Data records
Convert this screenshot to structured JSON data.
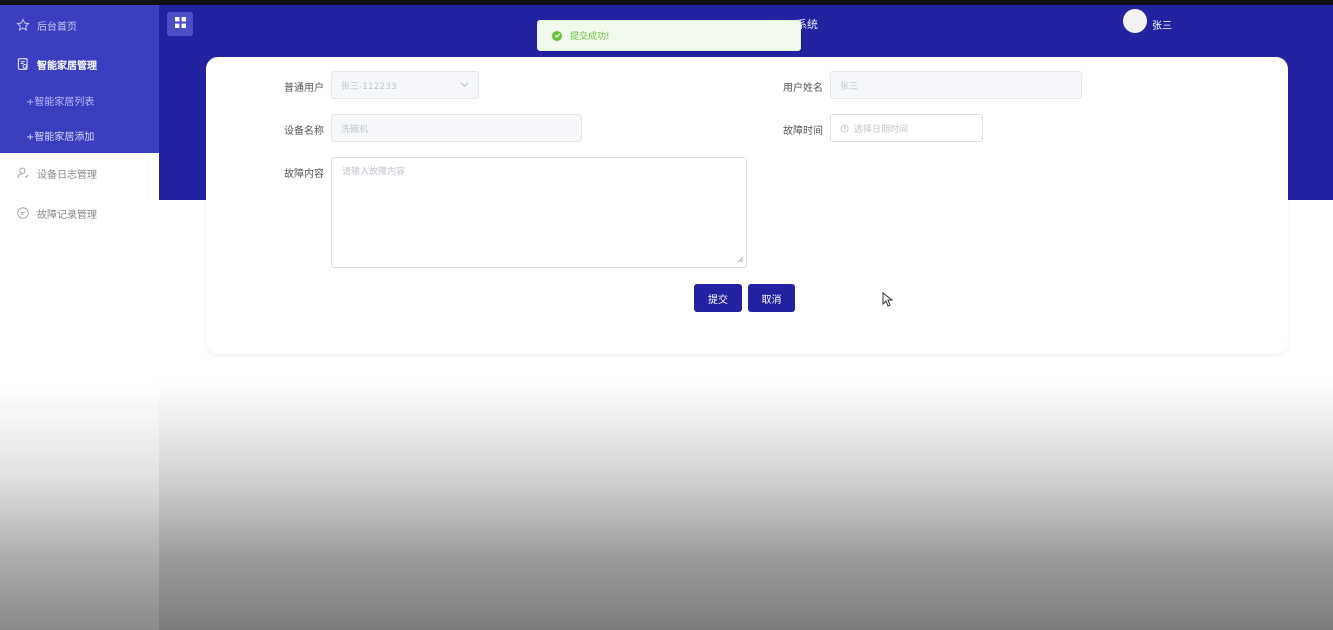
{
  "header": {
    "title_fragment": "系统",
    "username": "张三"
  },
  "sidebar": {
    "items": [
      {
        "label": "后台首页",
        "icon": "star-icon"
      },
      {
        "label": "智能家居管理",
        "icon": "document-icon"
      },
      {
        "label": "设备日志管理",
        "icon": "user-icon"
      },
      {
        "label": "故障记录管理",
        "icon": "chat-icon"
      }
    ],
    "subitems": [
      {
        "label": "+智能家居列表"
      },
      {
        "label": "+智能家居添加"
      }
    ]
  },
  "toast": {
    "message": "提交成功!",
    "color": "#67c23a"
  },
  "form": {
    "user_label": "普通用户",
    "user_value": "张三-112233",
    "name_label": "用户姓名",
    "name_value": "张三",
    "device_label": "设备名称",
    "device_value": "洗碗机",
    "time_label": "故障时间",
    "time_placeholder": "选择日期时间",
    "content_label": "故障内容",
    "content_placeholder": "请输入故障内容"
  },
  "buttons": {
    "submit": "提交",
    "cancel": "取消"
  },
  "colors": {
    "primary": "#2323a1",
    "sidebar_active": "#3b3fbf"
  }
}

* Objective
Copy all the lines above that hold the string "icon".

* Exercise solution
        "icon": "star-icon"
        "icon": "document-icon"
        "icon": "user-icon"
        "icon": "chat-icon"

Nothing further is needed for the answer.